-------- Provided records --------

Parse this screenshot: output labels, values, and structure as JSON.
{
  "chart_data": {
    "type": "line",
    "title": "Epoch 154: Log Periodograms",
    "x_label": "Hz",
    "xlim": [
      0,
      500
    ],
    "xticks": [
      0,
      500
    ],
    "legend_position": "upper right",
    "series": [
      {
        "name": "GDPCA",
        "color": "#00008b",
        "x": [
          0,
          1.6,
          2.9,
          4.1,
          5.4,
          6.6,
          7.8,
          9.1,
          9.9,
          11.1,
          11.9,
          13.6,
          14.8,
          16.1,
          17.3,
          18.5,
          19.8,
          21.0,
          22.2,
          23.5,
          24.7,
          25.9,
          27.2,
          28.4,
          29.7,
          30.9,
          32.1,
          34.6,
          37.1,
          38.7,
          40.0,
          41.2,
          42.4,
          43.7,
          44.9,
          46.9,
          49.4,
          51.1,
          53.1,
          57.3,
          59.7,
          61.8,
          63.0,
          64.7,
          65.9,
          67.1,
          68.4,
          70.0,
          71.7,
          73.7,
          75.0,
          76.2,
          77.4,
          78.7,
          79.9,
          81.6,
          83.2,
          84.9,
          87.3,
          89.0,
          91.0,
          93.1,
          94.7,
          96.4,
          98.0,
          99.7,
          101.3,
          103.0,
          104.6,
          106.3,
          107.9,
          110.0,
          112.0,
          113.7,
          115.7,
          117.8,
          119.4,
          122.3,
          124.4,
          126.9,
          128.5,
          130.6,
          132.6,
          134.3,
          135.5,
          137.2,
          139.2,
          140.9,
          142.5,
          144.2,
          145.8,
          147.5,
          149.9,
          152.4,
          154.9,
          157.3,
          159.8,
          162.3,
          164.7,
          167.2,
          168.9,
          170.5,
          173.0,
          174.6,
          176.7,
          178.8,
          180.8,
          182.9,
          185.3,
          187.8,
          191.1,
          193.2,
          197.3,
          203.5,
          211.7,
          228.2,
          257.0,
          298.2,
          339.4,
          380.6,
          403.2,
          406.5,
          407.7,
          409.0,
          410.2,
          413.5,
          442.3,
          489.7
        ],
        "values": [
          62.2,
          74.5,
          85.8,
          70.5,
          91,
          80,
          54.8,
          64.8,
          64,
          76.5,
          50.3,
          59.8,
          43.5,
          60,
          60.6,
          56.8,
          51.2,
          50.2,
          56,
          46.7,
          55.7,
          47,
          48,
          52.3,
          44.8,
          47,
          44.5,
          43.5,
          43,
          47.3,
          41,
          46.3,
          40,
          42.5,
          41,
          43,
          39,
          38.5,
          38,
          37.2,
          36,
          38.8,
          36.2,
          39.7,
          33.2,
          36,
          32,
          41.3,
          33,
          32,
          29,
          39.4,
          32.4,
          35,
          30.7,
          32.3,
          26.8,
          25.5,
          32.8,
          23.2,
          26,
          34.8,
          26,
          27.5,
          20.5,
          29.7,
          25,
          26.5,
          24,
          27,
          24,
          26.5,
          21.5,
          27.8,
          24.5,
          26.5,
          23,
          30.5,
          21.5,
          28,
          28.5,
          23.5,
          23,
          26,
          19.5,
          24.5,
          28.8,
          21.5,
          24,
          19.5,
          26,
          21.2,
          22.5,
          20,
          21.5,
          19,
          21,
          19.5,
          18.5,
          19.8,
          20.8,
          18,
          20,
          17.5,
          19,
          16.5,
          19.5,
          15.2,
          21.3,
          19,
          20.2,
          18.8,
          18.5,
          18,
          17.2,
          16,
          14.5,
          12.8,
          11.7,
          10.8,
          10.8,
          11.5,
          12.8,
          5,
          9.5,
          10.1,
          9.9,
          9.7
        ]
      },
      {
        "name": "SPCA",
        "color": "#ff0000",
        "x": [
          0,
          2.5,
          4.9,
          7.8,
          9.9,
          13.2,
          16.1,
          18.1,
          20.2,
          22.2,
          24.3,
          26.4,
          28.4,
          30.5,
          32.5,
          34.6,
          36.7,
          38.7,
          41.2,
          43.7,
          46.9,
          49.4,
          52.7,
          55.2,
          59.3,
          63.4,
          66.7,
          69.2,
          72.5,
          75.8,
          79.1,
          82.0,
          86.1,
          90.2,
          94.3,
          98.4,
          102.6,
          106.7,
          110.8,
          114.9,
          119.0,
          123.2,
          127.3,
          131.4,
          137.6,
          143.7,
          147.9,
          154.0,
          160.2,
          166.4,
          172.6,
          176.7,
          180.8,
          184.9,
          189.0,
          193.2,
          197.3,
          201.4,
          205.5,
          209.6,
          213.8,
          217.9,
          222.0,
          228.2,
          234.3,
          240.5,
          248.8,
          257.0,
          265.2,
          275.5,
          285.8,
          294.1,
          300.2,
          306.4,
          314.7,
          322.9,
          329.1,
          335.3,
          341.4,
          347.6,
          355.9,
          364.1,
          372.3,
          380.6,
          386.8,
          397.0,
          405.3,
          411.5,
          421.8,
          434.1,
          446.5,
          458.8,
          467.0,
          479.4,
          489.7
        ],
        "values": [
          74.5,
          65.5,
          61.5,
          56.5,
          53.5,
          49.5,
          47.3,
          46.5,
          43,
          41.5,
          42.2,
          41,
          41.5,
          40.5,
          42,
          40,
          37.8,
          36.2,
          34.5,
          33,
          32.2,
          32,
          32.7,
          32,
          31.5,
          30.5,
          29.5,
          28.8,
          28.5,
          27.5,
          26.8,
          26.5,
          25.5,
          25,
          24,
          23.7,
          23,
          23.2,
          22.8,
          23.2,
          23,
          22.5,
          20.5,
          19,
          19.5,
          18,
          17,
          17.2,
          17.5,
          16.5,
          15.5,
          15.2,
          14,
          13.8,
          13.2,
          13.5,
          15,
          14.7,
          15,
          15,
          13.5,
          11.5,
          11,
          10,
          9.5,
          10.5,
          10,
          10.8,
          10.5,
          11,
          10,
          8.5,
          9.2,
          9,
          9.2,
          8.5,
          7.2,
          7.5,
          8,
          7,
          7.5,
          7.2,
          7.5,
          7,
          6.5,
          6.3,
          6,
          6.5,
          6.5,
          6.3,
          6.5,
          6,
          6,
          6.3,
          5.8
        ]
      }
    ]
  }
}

--------

» **Goal**: Retype the records in full. Keep every line identical to the original.

» **Task result**:
Parse this screenshot: output labels, values, and structure as JSON.
{
  "chart_data": {
    "type": "line",
    "title": "Epoch 154: Log Periodograms",
    "x_label": "Hz",
    "xlim": [
      0,
      500
    ],
    "xticks": [
      0,
      500
    ],
    "legend_position": "upper right",
    "series": [
      {
        "name": "GDPCA",
        "color": "#00008b",
        "x": [
          0,
          1.6,
          2.9,
          4.1,
          5.4,
          6.6,
          7.8,
          9.1,
          9.9,
          11.1,
          11.9,
          13.6,
          14.8,
          16.1,
          17.3,
          18.5,
          19.8,
          21.0,
          22.2,
          23.5,
          24.7,
          25.9,
          27.2,
          28.4,
          29.7,
          30.9,
          32.1,
          34.6,
          37.1,
          38.7,
          40.0,
          41.2,
          42.4,
          43.7,
          44.9,
          46.9,
          49.4,
          51.1,
          53.1,
          57.3,
          59.7,
          61.8,
          63.0,
          64.7,
          65.9,
          67.1,
          68.4,
          70.0,
          71.7,
          73.7,
          75.0,
          76.2,
          77.4,
          78.7,
          79.9,
          81.6,
          83.2,
          84.9,
          87.3,
          89.0,
          91.0,
          93.1,
          94.7,
          96.4,
          98.0,
          99.7,
          101.3,
          103.0,
          104.6,
          106.3,
          107.9,
          110.0,
          112.0,
          113.7,
          115.7,
          117.8,
          119.4,
          122.3,
          124.4,
          126.9,
          128.5,
          130.6,
          132.6,
          134.3,
          135.5,
          137.2,
          139.2,
          140.9,
          142.5,
          144.2,
          145.8,
          147.5,
          149.9,
          152.4,
          154.9,
          157.3,
          159.8,
          162.3,
          164.7,
          167.2,
          168.9,
          170.5,
          173.0,
          174.6,
          176.7,
          178.8,
          180.8,
          182.9,
          185.3,
          187.8,
          191.1,
          193.2,
          197.3,
          203.5,
          211.7,
          228.2,
          257.0,
          298.2,
          339.4,
          380.6,
          403.2,
          406.5,
          407.7,
          409.0,
          410.2,
          413.5,
          442.3,
          489.7
        ],
        "values": [
          62.2,
          74.5,
          85.8,
          70.5,
          91,
          80,
          54.8,
          64.8,
          64,
          76.5,
          50.3,
          59.8,
          43.5,
          60,
          60.6,
          56.8,
          51.2,
          50.2,
          56,
          46.7,
          55.7,
          47,
          48,
          52.3,
          44.8,
          47,
          44.5,
          43.5,
          43,
          47.3,
          41,
          46.3,
          40,
          42.5,
          41,
          43,
          39,
          38.5,
          38,
          37.2,
          36,
          38.8,
          36.2,
          39.7,
          33.2,
          36,
          32,
          41.3,
          33,
          32,
          29,
          39.4,
          32.4,
          35,
          30.7,
          32.3,
          26.8,
          25.5,
          32.8,
          23.2,
          26,
          34.8,
          26,
          27.5,
          20.5,
          29.7,
          25,
          26.5,
          24,
          27,
          24,
          26.5,
          21.5,
          27.8,
          24.5,
          26.5,
          23,
          30.5,
          21.5,
          28,
          28.5,
          23.5,
          23,
          26,
          19.5,
          24.5,
          28.8,
          21.5,
          24,
          19.5,
          26,
          21.2,
          22.5,
          20,
          21.5,
          19,
          21,
          19.5,
          18.5,
          19.8,
          20.8,
          18,
          20,
          17.5,
          19,
          16.5,
          19.5,
          15.2,
          21.3,
          19,
          20.2,
          18.8,
          18.5,
          18,
          17.2,
          16,
          14.5,
          12.8,
          11.7,
          10.8,
          10.8,
          11.5,
          12.8,
          5,
          9.5,
          10.1,
          9.9,
          9.7
        ]
      },
      {
        "name": "SPCA",
        "color": "#ff0000",
        "x": [
          0,
          2.5,
          4.9,
          7.8,
          9.9,
          13.2,
          16.1,
          18.1,
          20.2,
          22.2,
          24.3,
          26.4,
          28.4,
          30.5,
          32.5,
          34.6,
          36.7,
          38.7,
          41.2,
          43.7,
          46.9,
          49.4,
          52.7,
          55.2,
          59.3,
          63.4,
          66.7,
          69.2,
          72.5,
          75.8,
          79.1,
          82.0,
          86.1,
          90.2,
          94.3,
          98.4,
          102.6,
          106.7,
          110.8,
          114.9,
          119.0,
          123.2,
          127.3,
          131.4,
          137.6,
          143.7,
          147.9,
          154.0,
          160.2,
          166.4,
          172.6,
          176.7,
          180.8,
          184.9,
          189.0,
          193.2,
          197.3,
          201.4,
          205.5,
          209.6,
          213.8,
          217.9,
          222.0,
          228.2,
          234.3,
          240.5,
          248.8,
          257.0,
          265.2,
          275.5,
          285.8,
          294.1,
          300.2,
          306.4,
          314.7,
          322.9,
          329.1,
          335.3,
          341.4,
          347.6,
          355.9,
          364.1,
          372.3,
          380.6,
          386.8,
          397.0,
          405.3,
          411.5,
          421.8,
          434.1,
          446.5,
          458.8,
          467.0,
          479.4,
          489.7
        ],
        "values": [
          74.5,
          65.5,
          61.5,
          56.5,
          53.5,
          49.5,
          47.3,
          46.5,
          43,
          41.5,
          42.2,
          41,
          41.5,
          40.5,
          42,
          40,
          37.8,
          36.2,
          34.5,
          33,
          32.2,
          32,
          32.7,
          32,
          31.5,
          30.5,
          29.5,
          28.8,
          28.5,
          27.5,
          26.8,
          26.5,
          25.5,
          25,
          24,
          23.7,
          23,
          23.2,
          22.8,
          23.2,
          23,
          22.5,
          20.5,
          19,
          19.5,
          18,
          17,
          17.2,
          17.5,
          16.5,
          15.5,
          15.2,
          14,
          13.8,
          13.2,
          13.5,
          15,
          14.7,
          15,
          15,
          13.5,
          11.5,
          11,
          10,
          9.5,
          10.5,
          10,
          10.8,
          10.5,
          11,
          10,
          8.5,
          9.2,
          9,
          9.2,
          8.5,
          7.2,
          7.5,
          8,
          7,
          7.5,
          7.2,
          7.5,
          7,
          6.5,
          6.3,
          6,
          6.5,
          6.5,
          6.3,
          6.5,
          6,
          6,
          6.3,
          5.8
        ]
      }
    ]
  }
}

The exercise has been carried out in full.